* **EXTRACTED DATA**:
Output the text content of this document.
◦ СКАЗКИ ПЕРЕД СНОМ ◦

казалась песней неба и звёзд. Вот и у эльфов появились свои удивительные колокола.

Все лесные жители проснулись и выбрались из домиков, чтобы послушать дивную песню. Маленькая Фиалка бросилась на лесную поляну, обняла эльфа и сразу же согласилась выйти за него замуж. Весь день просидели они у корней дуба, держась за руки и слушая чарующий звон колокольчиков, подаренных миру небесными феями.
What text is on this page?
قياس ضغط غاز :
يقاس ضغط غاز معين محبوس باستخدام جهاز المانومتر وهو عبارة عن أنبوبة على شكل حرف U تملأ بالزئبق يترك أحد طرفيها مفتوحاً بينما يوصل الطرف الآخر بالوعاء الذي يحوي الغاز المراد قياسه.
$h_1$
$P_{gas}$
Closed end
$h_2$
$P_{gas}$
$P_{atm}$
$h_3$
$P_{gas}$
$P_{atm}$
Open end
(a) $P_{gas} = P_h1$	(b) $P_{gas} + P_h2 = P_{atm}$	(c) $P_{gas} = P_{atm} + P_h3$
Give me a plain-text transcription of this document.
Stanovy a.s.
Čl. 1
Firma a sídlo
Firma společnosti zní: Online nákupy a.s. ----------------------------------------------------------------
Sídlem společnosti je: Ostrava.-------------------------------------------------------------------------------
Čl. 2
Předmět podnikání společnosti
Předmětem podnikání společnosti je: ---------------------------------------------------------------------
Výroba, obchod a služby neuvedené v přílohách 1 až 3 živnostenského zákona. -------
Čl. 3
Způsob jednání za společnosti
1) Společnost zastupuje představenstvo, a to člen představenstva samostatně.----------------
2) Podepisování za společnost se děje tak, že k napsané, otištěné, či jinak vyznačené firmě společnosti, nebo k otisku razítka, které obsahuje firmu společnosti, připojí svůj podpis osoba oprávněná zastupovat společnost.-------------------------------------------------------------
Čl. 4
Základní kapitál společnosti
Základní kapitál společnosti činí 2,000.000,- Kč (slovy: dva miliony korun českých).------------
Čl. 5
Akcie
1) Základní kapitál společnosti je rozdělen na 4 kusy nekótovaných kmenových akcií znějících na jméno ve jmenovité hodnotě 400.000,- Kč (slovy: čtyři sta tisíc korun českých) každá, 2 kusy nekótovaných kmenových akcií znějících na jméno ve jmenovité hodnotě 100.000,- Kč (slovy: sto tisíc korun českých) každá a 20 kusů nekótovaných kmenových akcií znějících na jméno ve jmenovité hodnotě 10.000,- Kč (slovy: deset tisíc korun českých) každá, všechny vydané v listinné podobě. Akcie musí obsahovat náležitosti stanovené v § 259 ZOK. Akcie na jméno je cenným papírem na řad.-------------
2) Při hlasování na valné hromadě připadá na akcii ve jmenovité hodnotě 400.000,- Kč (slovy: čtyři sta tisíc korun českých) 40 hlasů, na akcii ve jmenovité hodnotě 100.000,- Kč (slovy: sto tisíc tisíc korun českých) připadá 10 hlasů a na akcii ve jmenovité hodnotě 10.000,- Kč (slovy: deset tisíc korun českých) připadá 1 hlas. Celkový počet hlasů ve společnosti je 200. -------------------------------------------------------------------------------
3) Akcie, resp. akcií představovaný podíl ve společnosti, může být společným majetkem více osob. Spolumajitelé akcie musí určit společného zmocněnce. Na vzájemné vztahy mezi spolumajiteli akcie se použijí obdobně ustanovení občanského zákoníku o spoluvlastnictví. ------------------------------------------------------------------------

* **DO THIS**: Above are some records. Print them all exactly.

* **SOLUTION TO THE EXERCISE**:
Output the text content of this document.
◦ СКАЗКИ ПЕРЕД СНОМ ◦

казалась песней неба и звёзд. Вот и у эльфов появились свои удивительные колокола.

Все лесные жители проснулись и выбрались из домиков, чтобы послушать дивную песню. Маленькая Фиалка бросилась на лесную поляну, обняла эльфа и сразу же согласилась выйти за него замуж. Весь день просидели они у корней дуба, держась за руки и слушая чарующий звон колокольчиков, подаренных миру небесными феями.
What text is on this page?
قياس ضغط غاز :
يقاس ضغط غاز معين محبوس باستخدام جهاز المانومتر وهو عبارة عن أنبوبة على شكل حرف U تملأ بالزئبق يترك أحد طرفيها مفتوحاً بينما يوصل الطرف الآخر بالوعاء الذي يحوي الغاز المراد قياسه.
$h_1$
$P_{gas}$
Closed end
$h_2$
$P_{gas}$
$P_{atm}$
$h_3$
$P_{gas}$
$P_{atm}$
Open end
(a) $P_{gas} = P_h1$	(b) $P_{gas} + P_h2 = P_{atm}$	(c) $P_{gas} = P_{atm} + P_h3$
Give me a plain-text transcription of this document.
Stanovy a.s.
Čl. 1
Firma a sídlo
Firma společnosti zní: Online nákupy a.s. ----------------------------------------------------------------
Sídlem společnosti je: Ostrava.-------------------------------------------------------------------------------
Čl. 2
Předmět podnikání společnosti
Předmětem podnikání společnosti je: ---------------------------------------------------------------------
Výroba, obchod a služby neuvedené v přílohách 1 až 3 živnostenského zákona. -------
Čl. 3
Způsob jednání za společnosti
1) Společnost zastupuje představenstvo, a to člen představenstva samostatně.----------------
2) Podepisování za společnost se děje tak, že k napsané, otištěné, či jinak vyznačené firmě společnosti, nebo k otisku razítka, které obsahuje firmu společnosti, připojí svůj podpis osoba oprávněná zastupovat společnost.-------------------------------------------------------------
Čl. 4
Základní kapitál společnosti
Základní kapitál společnosti činí 2,000.000,- Kč (slovy: dva miliony korun českých).------------
Čl. 5
Akcie
1) Základní kapitál společnosti je rozdělen na 4 kusy nekótovaných kmenových akcií znějících na jméno ve jmenovité hodnotě 400.000,- Kč (slovy: čtyři sta tisíc korun českých) každá, 2 kusy nekótovaných kmenových akcií znějících na jméno ve jmenovité hodnotě 100.000,- Kč (slovy: sto tisíc korun českých) každá a 20 kusů nekótovaných kmenových akcií znějících na jméno ve jmenovité hodnotě 10.000,- Kč (slovy: deset tisíc korun českých) každá, všechny vydané v listinné podobě. Akcie musí obsahovat náležitosti stanovené v § 259 ZOK. Akcie na jméno je cenným papírem na řad.-------------
2) Při hlasování na valné hromadě připadá na akcii ve jmenovité hodnotě 400.000,- Kč (slovy: čtyři sta tisíc korun českých) 40 hlasů, na akcii ve jmenovité hodnotě 100.000,- Kč (slovy: sto tisíc tisíc korun českých) připadá 10 hlasů a na akcii ve jmenovité hodnotě 10.000,- Kč (slovy: deset tisíc korun českých) připadá 1 hlas. Celkový počet hlasů ve společnosti je 200. -------------------------------------------------------------------------------
3) Akcie, resp. akcií představovaný podíl ve společnosti, může být společným majetkem více osob. Spolumajitelé akcie musí určit společného zmocněnce. Na vzájemné vztahy mezi spolumajiteli akcie se použijí obdobně ustanovení občanského zákoníku o spoluvlastnictví. ------------------------------------------------------------------------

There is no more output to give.